TASK DIRECTIONS:
Keep only the lines that hold the string "ndominant", filtering out the rest of the entries below.
-- Start LISTED ENTRIES --
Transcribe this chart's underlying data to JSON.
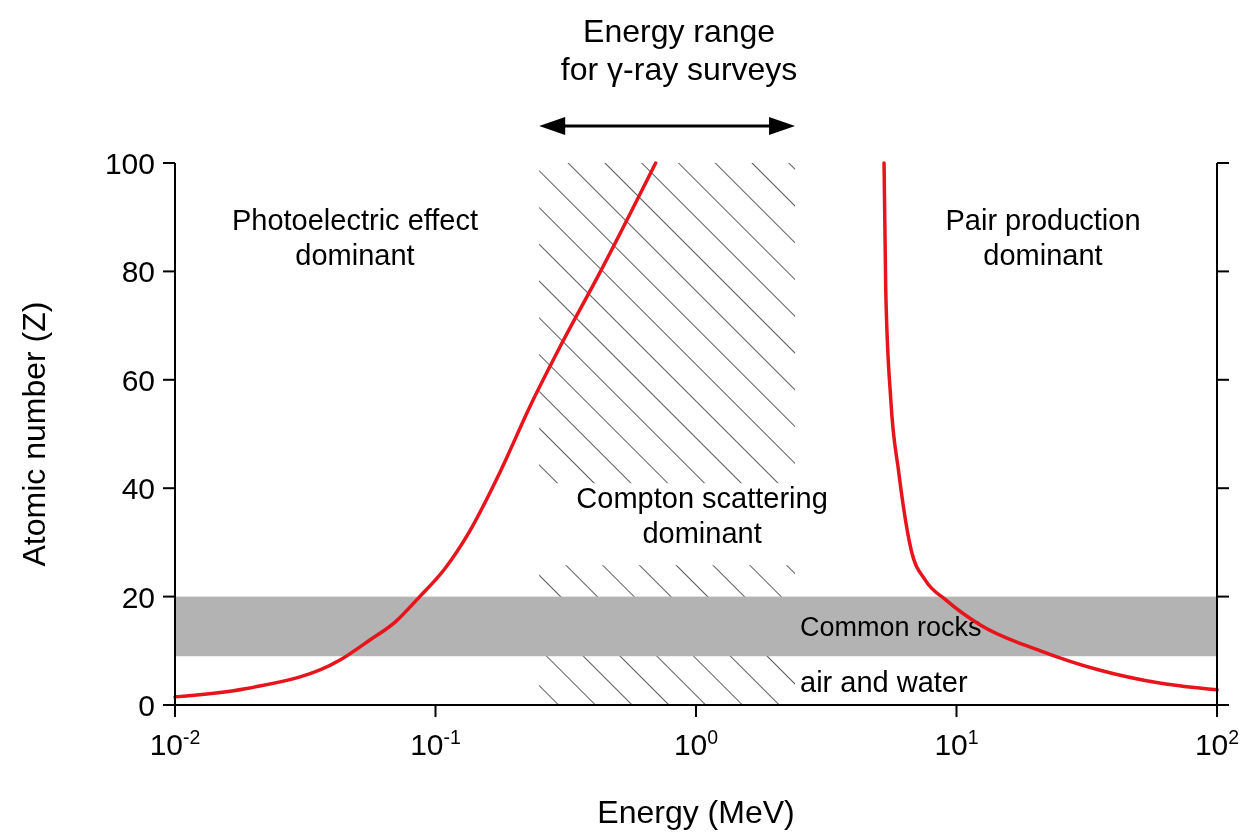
{
  "chart_data": {
    "type": "line",
    "xlabel": "Energy (MeV)",
    "ylabel": "Atomic number (Z)",
    "log": "x",
    "xlim": [
      0.01,
      100
    ],
    "ylim": [
      0,
      100
    ],
    "xticks": [
      {
        "value": 0.01,
        "label": "10$^{-2}$"
      },
      {
        "value": 0.1,
        "label": "10$^{-1}$"
      },
      {
        "value": 1,
        "label": "10$^{0}$"
      },
      {
        "value": 10,
        "label": "10$^{1}$"
      },
      {
        "value": 100,
        "label": "10$^{2}$"
      }
    ],
    "yticks": [
      0,
      20,
      40,
      60,
      80,
      100
    ],
    "grid": false,
    "marker": "none",
    "line_style": "solid",
    "series": [
      {
        "color": "#e8141c",
        "x": [
          0.01,
          0.0186,
          0.043,
          0.056,
          0.07,
          0.087,
          0.108,
          0.135,
          0.177,
          0.23,
          0.3,
          0.43,
          0.7
        ],
        "values": [
          1.5,
          3,
          8.3,
          12,
          15.3,
          20,
          25,
          32,
          43,
          55,
          66,
          80,
          100
        ]
      },
      {
        "color": "#e8141c",
        "x": [
          5.27,
          5.35,
          5.6,
          6.0,
          6.7,
          7.6,
          9.1,
          12.3,
          21,
          35,
          61,
          100
        ],
        "values": [
          100,
          76.6,
          56,
          43,
          28.6,
          23,
          19.4,
          14.8,
          10,
          6.5,
          4,
          2.8
        ]
      }
    ],
    "bands": [
      {
        "axis": "x",
        "from": 0.25,
        "to": 2.4,
        "label": "Compton scattering\ndominant",
        "color": "#333333"
      },
      {
        "axis": "y",
        "from": 9,
        "to": 20,
        "label": "Common rocks",
        "color": "#b3b3b3"
      }
    ],
    "annotations": [
      "Energy range\nfor  γ-ray surveys",
      "Photoelectric effect\ndominant",
      "Pair production\ndominant",
      "air and water"
    ]
  }
}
-- End LISTED ENTRIES --
SOLUTION:
        "label": "Compton scattering\ndominant",
      "Photoelectric effect\ndominant",
      "Pair production\ndominant",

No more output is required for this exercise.